• [TASK INSTRUCTIONS]
a - In the passage on microalbuminuria studies, what prevalence of microalbuminuria did the 2008 study by Hitha et al. in South India find?
b - Carry on writing the passage on microalbuminuria studies from the point where it stops.
[[ PASSAGE PROVIDED open ]]
A study conducted by Sharan et al.57 showed the prevalence of microalbuminuria to be 63%. In a study by Bohm et al. in 2007, the prevalence of microalbuminuria was found to be 58.4%, in which males were affected more than female patients. 39

A study by Hitha et al. in the year 2008 in South India showed the prevalence of microalbuminuria to be 26.6%.41

A study by Sriharibabu et al. reported that most of the study subjects with Microalbuminuria were in 30 to 50 years, with a progressive increase from 3rd to 5th decades. Even in the study subgroups, microalbuminuria prevalence rates were higher in male subjects than female subjects.

Various other studies were conducted and reported that advancing the age and male gender are associated with higher prevalence rates of Microalbuminuria. The observations made in this study are in accordance with those studies.

The other observations made in this study were that prehypertension is more commonly seen in males at a younger age than females, and prediabetes is more common after 40 years in both males and females. These observations have implications while screening populations for prediabetes and prehypertension.As both prediabetes and prehypertension ultimately progress to diabetes and hypertension in the majority, their prevalence rates decreased with advancing age.

ATTICA study, Strong Heart Study and other studies were confirmed that prehypertension and prediabetes conditions could increase the risk of developing cardiovascular disease.57,58

In our study, 26% of Microalbuminuria subjects were showing ECG changes in the form of ST-segment and T wave changes, and 22% of subjects of Microalbuminuria positive were showing 2DECHO changes in the form of increased LVMI in the total study populations.

Yu-Qing Huang et al., the study also suggested that prehypertension is associated with an increased risk for cardiovascular and all-cause mortality compared with diabetes,but not for prehypertension alone.

Where as study by Srihari babu et al. demonstrated that cardiac involvement in 32.5% of subjects in the form of ST-segment and T wave changes and 25% subjects in the form of increased LVMI in the total study population.

In our study of ECG abnormalities, ST and T wave changes were observed in subjects of 40-60 age groups; the increased

LVMI in 2DECHO was observed predominantly in the 40 to 60 years age group. Increased LVMI was observed higher in males than in females.

A study by Sriharibabu et al. demonstrated that ST and T wave changes were seen in subjects of all age groups where increased LVMI was observed predominantly in the 30 to 50 years age group.
[[ PASSAGE PROVIDED closed ]]
[[ DATA EXCERPTS open ]]
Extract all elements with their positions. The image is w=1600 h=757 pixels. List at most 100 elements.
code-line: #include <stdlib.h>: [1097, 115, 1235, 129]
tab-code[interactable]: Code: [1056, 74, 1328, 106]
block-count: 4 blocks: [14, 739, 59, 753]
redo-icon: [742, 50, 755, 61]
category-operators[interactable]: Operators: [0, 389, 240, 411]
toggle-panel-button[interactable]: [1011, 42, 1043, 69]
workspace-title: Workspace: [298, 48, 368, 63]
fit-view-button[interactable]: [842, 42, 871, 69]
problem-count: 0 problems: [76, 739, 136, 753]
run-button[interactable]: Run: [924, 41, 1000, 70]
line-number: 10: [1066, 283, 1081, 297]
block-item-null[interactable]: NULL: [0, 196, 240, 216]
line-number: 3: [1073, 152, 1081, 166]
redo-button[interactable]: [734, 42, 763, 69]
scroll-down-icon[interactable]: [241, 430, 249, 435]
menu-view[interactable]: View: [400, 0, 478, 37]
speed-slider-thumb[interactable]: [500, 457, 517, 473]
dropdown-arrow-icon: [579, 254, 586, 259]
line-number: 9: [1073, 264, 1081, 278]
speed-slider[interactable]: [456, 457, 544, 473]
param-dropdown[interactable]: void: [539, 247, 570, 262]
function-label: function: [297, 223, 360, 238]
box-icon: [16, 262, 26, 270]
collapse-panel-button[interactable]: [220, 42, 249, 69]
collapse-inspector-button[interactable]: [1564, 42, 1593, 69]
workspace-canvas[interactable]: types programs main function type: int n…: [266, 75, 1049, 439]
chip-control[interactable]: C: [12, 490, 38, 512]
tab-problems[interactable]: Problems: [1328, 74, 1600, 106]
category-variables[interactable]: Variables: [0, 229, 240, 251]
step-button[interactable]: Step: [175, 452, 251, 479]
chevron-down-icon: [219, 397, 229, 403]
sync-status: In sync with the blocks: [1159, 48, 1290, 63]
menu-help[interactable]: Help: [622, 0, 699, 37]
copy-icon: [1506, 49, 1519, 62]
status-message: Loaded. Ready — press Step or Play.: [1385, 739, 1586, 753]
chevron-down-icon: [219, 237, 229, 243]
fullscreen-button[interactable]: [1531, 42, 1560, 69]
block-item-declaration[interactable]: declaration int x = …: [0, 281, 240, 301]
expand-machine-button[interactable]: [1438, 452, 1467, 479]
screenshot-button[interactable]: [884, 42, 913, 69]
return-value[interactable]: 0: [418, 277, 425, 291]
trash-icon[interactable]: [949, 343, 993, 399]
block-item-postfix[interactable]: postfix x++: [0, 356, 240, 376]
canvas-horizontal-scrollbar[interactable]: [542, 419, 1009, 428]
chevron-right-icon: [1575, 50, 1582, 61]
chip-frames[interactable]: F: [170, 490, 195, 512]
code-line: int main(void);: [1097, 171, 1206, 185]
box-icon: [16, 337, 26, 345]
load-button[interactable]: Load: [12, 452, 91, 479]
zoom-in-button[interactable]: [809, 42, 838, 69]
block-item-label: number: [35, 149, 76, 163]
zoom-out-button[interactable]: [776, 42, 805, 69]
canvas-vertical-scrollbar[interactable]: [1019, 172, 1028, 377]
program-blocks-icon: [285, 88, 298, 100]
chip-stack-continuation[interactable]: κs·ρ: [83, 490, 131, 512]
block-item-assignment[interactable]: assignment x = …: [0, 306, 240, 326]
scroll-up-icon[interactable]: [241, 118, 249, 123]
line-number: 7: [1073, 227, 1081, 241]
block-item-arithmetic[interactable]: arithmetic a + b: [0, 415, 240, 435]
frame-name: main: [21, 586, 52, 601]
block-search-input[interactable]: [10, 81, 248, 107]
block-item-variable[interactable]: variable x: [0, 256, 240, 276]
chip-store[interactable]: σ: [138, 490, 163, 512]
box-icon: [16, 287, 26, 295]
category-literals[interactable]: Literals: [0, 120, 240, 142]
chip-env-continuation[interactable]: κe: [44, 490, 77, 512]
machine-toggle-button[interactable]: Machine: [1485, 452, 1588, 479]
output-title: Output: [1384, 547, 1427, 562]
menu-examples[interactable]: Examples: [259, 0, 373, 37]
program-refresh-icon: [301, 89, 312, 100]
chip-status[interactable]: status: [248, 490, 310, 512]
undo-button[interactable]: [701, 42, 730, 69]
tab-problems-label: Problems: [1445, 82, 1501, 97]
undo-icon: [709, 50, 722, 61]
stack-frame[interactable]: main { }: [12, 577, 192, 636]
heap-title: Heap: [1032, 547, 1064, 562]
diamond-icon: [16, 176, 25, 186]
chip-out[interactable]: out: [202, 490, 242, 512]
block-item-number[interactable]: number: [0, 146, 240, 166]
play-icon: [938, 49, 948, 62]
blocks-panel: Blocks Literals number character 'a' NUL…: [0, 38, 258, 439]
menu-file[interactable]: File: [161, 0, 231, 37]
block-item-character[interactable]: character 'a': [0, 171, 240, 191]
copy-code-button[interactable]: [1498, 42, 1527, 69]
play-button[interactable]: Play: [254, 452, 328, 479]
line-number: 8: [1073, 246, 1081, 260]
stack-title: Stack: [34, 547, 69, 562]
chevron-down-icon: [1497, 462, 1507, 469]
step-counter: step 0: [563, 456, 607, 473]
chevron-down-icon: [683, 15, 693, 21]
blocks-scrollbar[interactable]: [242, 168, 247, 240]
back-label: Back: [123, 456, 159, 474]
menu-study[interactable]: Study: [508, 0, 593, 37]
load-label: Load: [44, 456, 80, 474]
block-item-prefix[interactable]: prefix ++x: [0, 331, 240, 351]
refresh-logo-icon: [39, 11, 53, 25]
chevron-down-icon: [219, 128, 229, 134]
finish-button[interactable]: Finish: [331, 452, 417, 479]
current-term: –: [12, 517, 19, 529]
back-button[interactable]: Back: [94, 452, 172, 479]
[[ DATA EXCERPTS closed ]]
• [RESPONSES TO THE TASKS]
a - 26.6%

b -
In our study, cardiac involvement was more commonly observed in prehypertensives and prehypertension and prediabetes than isolated prediabetes in the total study population.

 

Cardiac changes were significantly higher in Microalbuminuria positive subjects than Microalbuminuria negative subjects p<0.001 for ST and T wave changes in ECG and p<0.001 for increased LVMI in 2DECHO. Future cardiovascular clinical trials involving drugs that target albuminuria more specifically are needed to resolve whether specific lowering of albuminuria results in cardiovascular protection and whether this is a cost- effective health care approach.

This study's limitations were the low sample size for assessing the cardiovascular risk associated with Microalbuminuria. This study's results cannot be extrapolated, as there were differences in the studied populations and selection criteria.

CONCLUSION
  • In our study, 26% of Microalbuminuria subjects showed ECG changes in the form of ST-segment and T wave changes, and 22% of Microalbuminuria subjects were showing 2DECHO changes in the form of increased LVMI in the total study populations.
  • Microalbuminuria may be an ideal target for early primary prevention using Cardiovascular protective therapy regimens. Microalbuminuria may prove a biomeasure for individualizing treatment regimens in subjects with CVD risk.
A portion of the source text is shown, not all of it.